In the records below, count every line containing "content". Reply with the number only.

○ ○ ○ ○ ○ ○ ○

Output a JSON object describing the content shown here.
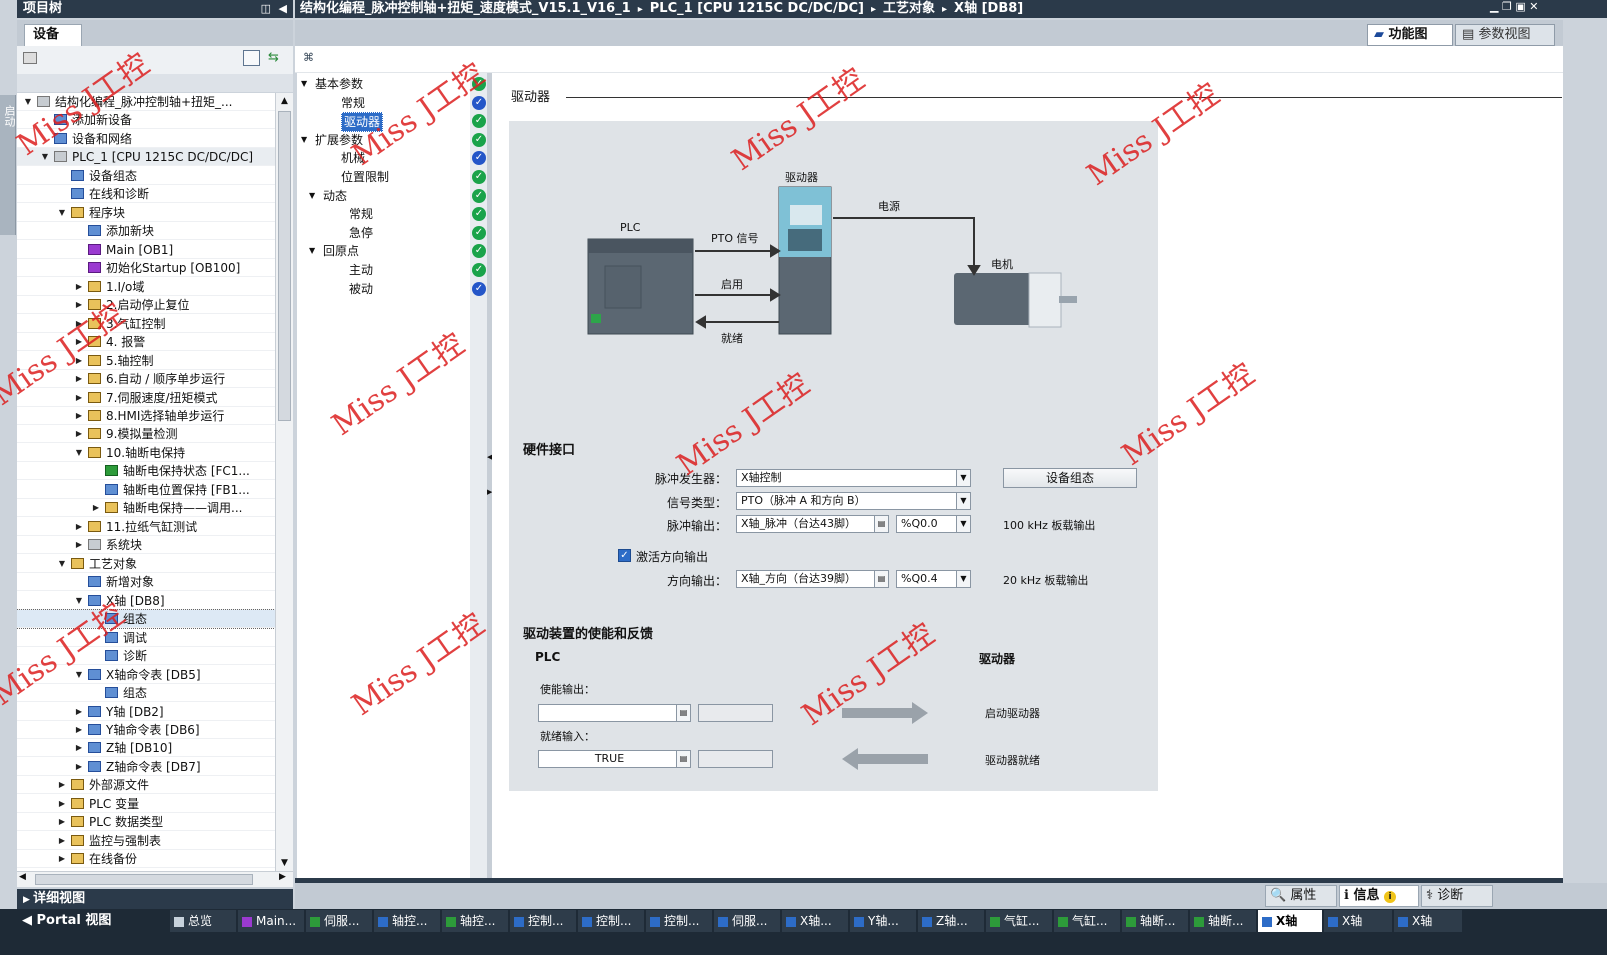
{
  "project_tree": {
    "title": "项目树",
    "tab": "设备",
    "rows": [
      {
        "label": "结构化编程_脉冲控制轴+扭矩_...",
        "indent": 0,
        "tri": "▼",
        "icon": "gray"
      },
      {
        "label": "添加新设备",
        "indent": 1,
        "tri": "",
        "icon": "blue"
      },
      {
        "label": "设备和网络",
        "indent": 1,
        "tri": "",
        "icon": "blue"
      },
      {
        "label": "PLC_1 [CPU 1215C DC/DC/DC]",
        "indent": 1,
        "tri": "▼",
        "icon": "gray"
      },
      {
        "label": "设备组态",
        "indent": 2,
        "tri": "",
        "icon": "blue"
      },
      {
        "label": "在线和诊断",
        "indent": 2,
        "tri": "",
        "icon": "blue"
      },
      {
        "label": "程序块",
        "indent": 2,
        "tri": "▼",
        "icon": ""
      },
      {
        "label": "添加新块",
        "indent": 3,
        "tri": "",
        "icon": "blue"
      },
      {
        "label": "Main [OB1]",
        "indent": 3,
        "tri": "",
        "icon": "purple"
      },
      {
        "label": "初始化Startup [OB100]",
        "indent": 3,
        "tri": "",
        "icon": "purple"
      },
      {
        "label": "1.I/o域",
        "indent": 3,
        "tri": "▶",
        "icon": ""
      },
      {
        "label": "2.启动停止复位",
        "indent": 3,
        "tri": "▶",
        "icon": ""
      },
      {
        "label": "3.气缸控制",
        "indent": 3,
        "tri": "▶",
        "icon": ""
      },
      {
        "label": "4. 报警",
        "indent": 3,
        "tri": "▶",
        "icon": ""
      },
      {
        "label": "5.轴控制",
        "indent": 3,
        "tri": "▶",
        "icon": ""
      },
      {
        "label": "6.自动 / 顺序单步运行",
        "indent": 3,
        "tri": "▶",
        "icon": ""
      },
      {
        "label": "7.伺服速度/扭矩模式",
        "indent": 3,
        "tri": "▶",
        "icon": ""
      },
      {
        "label": "8.HMI选择轴单步运行",
        "indent": 3,
        "tri": "▶",
        "icon": ""
      },
      {
        "label": "9.模拟量检测",
        "indent": 3,
        "tri": "▶",
        "icon": ""
      },
      {
        "label": "10.轴断电保持",
        "indent": 3,
        "tri": "▼",
        "icon": ""
      },
      {
        "label": "轴断电保持状态 [FC1...",
        "indent": 4,
        "tri": "",
        "icon": "green"
      },
      {
        "label": "轴断电位置保持 [FB1...",
        "indent": 4,
        "tri": "",
        "icon": "blue"
      },
      {
        "label": "轴断电保持——调用...",
        "indent": 4,
        "tri": "▶",
        "icon": ""
      },
      {
        "label": "11.拉纸气缸测试",
        "indent": 3,
        "tri": "▶",
        "icon": ""
      },
      {
        "label": "系统块",
        "indent": 3,
        "tri": "▶",
        "icon": "gray"
      },
      {
        "label": "工艺对象",
        "indent": 2,
        "tri": "▼",
        "icon": ""
      },
      {
        "label": "新增对象",
        "indent": 3,
        "tri": "",
        "icon": "blue"
      },
      {
        "label": "X轴 [DB8]",
        "indent": 3,
        "tri": "▼",
        "icon": "blue"
      },
      {
        "label": "组态",
        "indent": 4,
        "tri": "",
        "icon": "blue"
      },
      {
        "label": "调试",
        "indent": 4,
        "tri": "",
        "icon": "blue"
      },
      {
        "label": "诊断",
        "indent": 4,
        "tri": "",
        "icon": "blue"
      },
      {
        "label": "X轴命令表 [DB5]",
        "indent": 3,
        "tri": "▼",
        "icon": "blue"
      },
      {
        "label": "组态",
        "indent": 4,
        "tri": "",
        "icon": "blue"
      },
      {
        "label": "Y轴 [DB2]",
        "indent": 3,
        "tri": "▶",
        "icon": "blue"
      },
      {
        "label": "Y轴命令表 [DB6]",
        "indent": 3,
        "tri": "▶",
        "icon": "blue"
      },
      {
        "label": "Z轴 [DB10]",
        "indent": 3,
        "tri": "▶",
        "icon": "blue"
      },
      {
        "label": "Z轴命令表 [DB7]",
        "indent": 3,
        "tri": "▶",
        "icon": "blue"
      },
      {
        "label": "外部源文件",
        "indent": 2,
        "tri": "▶",
        "icon": ""
      },
      {
        "label": "PLC 变量",
        "indent": 2,
        "tri": "▶",
        "icon": ""
      },
      {
        "label": "PLC 数据类型",
        "indent": 2,
        "tri": "▶",
        "icon": ""
      },
      {
        "label": "监控与强制表",
        "indent": 2,
        "tri": "▶",
        "icon": ""
      },
      {
        "label": "在线备份",
        "indent": 2,
        "tri": "▶",
        "icon": ""
      }
    ],
    "details_view": "详细视图",
    "side_tab": "启动"
  },
  "header": {
    "breadcrumb": [
      "结构化编程_脉冲控制轴+扭矩_速度模式_V15.1_V16_1",
      "PLC_1 [CPU 1215C DC/DC/DC]",
      "工艺对象",
      "X轴 [DB8]"
    ],
    "sep": "▸",
    "func_view": "功能图",
    "param_view": "参数视图"
  },
  "nav": {
    "rows": [
      {
        "label": "基本参数",
        "indent": 0,
        "tri": "▼",
        "check": "g"
      },
      {
        "label": "常规",
        "indent": 2,
        "tri": "",
        "check": "b"
      },
      {
        "label": "驱动器",
        "indent": 2,
        "tri": "",
        "check": "g",
        "selected": true
      },
      {
        "label": "扩展参数",
        "indent": 0,
        "tri": "▼",
        "check": "g"
      },
      {
        "label": "机械",
        "indent": 2,
        "tri": "",
        "check": "b"
      },
      {
        "label": "位置限制",
        "indent": 2,
        "tri": "",
        "check": "g"
      },
      {
        "label": "动态",
        "indent": 1,
        "tri": "▼",
        "check": "g"
      },
      {
        "label": "常规",
        "indent": 3,
        "tri": "",
        "check": "g"
      },
      {
        "label": "急停",
        "indent": 3,
        "tri": "",
        "check": "g"
      },
      {
        "label": "回原点",
        "indent": 1,
        "tri": "▼",
        "check": "g"
      },
      {
        "label": "主动",
        "indent": 3,
        "tri": "",
        "check": "g"
      },
      {
        "label": "被动",
        "indent": 3,
        "tri": "",
        "check": "b"
      }
    ],
    "check_mark": "✓"
  },
  "content": {
    "section_title": "驱动器",
    "diagram": {
      "plc": "PLC",
      "pto": "PTO 信号",
      "enable": "启用",
      "ready": "就绪",
      "drive": "驱动器",
      "power": "电源",
      "motor": "电机"
    },
    "hw": {
      "title": "硬件接口",
      "pulse_gen_label": "脉冲发生器：",
      "pulse_gen_value": "X轴控制",
      "device_config_btn": "设备组态",
      "signal_type_label": "信号类型：",
      "signal_type_value": "PTO（脉冲 A 和方向 B）",
      "pulse_out_label": "脉冲输出：",
      "pulse_out_value": "X轴_脉冲（台达43脚）",
      "pulse_out_addr": "%Q0.0",
      "pulse_out_note": "100 kHz 板载输出",
      "dir_enable_label": "激活方向输出",
      "dir_out_label": "方向输出：",
      "dir_out_value": "X轴_方向（台达39脚）",
      "dir_out_addr": "%Q0.4",
      "dir_out_note": "20 kHz 板载输出"
    },
    "enable": {
      "title": "驱动装置的使能和反馈",
      "plc_label": "PLC",
      "drive_label": "驱动器",
      "enable_out_label": "使能输出：",
      "enable_out_value": "",
      "ready_in_label": "就绪输入：",
      "ready_in_value": "TRUE",
      "start_drive": "启动驱动器",
      "drive_ready": "驱动器就绪"
    }
  },
  "statusbar": {
    "properties": "属性",
    "info": "信息",
    "diagnostics": "诊断"
  },
  "taskbar": {
    "portal": "Portal 视图",
    "items": [
      "总览",
      "Main...",
      "伺服...",
      "轴控...",
      "轴控...",
      "控制...",
      "控制...",
      "控制...",
      "伺服...",
      "X轴...",
      "Y轴...",
      "Z轴...",
      "气缸...",
      "气缸...",
      "轴断...",
      "轴断...",
      "X轴",
      "X轴",
      "X轴"
    ]
  },
  "watermark": "Miss J工控"
}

○ ○ ○ ○ ○ ○ ○

EXERCISE SOLUTION:
2